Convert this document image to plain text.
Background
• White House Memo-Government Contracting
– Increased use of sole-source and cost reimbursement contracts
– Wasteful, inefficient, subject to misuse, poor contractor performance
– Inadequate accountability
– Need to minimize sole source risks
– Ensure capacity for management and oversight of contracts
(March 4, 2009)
+ + + +
*Required work*: Review the preceding data and report every line that includes the string "sole".

*Full solution*:
– Increased use of sole-source and cost reimbursement contracts
– Need to minimize sole source risks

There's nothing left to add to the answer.